--- Listed records ---

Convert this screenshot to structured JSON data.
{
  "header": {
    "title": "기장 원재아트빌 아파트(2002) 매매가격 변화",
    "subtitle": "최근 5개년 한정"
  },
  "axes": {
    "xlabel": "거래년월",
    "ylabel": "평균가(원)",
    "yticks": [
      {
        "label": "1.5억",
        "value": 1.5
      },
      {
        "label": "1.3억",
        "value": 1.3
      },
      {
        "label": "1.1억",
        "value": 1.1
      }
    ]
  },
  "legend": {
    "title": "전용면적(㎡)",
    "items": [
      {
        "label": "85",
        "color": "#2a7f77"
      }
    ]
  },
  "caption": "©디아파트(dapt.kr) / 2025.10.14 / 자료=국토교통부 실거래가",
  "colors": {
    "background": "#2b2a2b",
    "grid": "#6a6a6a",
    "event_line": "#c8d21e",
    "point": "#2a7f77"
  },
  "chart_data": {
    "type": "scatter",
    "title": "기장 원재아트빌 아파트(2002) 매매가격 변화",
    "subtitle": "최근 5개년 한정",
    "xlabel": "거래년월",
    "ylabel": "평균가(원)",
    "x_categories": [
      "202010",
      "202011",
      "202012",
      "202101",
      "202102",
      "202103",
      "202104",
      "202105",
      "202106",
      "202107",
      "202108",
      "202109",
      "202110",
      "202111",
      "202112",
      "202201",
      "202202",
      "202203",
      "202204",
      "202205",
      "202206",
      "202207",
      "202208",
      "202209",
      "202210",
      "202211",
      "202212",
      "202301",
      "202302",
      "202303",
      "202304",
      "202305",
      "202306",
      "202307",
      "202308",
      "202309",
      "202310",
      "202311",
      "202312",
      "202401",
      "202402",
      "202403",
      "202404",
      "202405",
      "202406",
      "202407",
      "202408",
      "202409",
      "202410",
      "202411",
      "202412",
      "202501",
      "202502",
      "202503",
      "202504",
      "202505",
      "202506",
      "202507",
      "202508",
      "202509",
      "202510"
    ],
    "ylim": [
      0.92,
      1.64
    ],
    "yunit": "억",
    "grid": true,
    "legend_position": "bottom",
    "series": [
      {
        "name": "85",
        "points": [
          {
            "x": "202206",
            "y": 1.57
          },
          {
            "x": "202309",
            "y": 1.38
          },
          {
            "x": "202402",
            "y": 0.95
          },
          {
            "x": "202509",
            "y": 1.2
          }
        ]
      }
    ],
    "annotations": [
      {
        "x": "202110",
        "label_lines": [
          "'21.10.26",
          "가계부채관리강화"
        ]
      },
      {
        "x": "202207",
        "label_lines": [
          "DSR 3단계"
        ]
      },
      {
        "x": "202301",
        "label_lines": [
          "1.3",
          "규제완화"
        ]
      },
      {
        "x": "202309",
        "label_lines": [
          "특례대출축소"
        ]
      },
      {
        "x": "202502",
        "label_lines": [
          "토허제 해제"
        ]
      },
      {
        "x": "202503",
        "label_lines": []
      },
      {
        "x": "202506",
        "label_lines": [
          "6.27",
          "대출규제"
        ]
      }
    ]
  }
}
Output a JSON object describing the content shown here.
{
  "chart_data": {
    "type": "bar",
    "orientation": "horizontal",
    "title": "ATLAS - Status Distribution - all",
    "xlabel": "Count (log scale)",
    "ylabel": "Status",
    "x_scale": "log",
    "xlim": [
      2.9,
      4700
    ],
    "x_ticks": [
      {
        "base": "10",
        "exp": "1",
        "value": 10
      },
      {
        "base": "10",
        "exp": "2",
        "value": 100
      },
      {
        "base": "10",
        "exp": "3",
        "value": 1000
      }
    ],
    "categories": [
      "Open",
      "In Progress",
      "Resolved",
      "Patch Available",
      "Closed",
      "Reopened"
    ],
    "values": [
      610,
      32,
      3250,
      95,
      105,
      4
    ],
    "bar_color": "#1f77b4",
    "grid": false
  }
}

---

== What is needed ==
Begin with the line containing "Output a JSON" and repeat each line exactly until the records above end.

== Solution to this task ==
Output a JSON object describing the content shown here.
{
  "chart_data": {
    "type": "bar",
    "orientation": "horizontal",
    "title": "ATLAS - Status Distribution - all",
    "xlabel": "Count (log scale)",
    "ylabel": "Status",
    "x_scale": "log",
    "xlim": [
      2.9,
      4700
    ],
    "x_ticks": [
      {
        "base": "10",
        "exp": "1",
        "value": 10
      },
      {
        "base": "10",
        "exp": "2",
        "value": 100
      },
      {
        "base": "10",
        "exp": "3",
        "value": 1000
      }
    ],
    "categories": [
      "Open",
      "In Progress",
      "Resolved",
      "Patch Available",
      "Closed",
      "Reopened"
    ],
    "values": [
      610,
      32,
      3250,
      95,
      105,
      4
    ],
    "bar_color": "#1f77b4",
    "grid": false
  }
}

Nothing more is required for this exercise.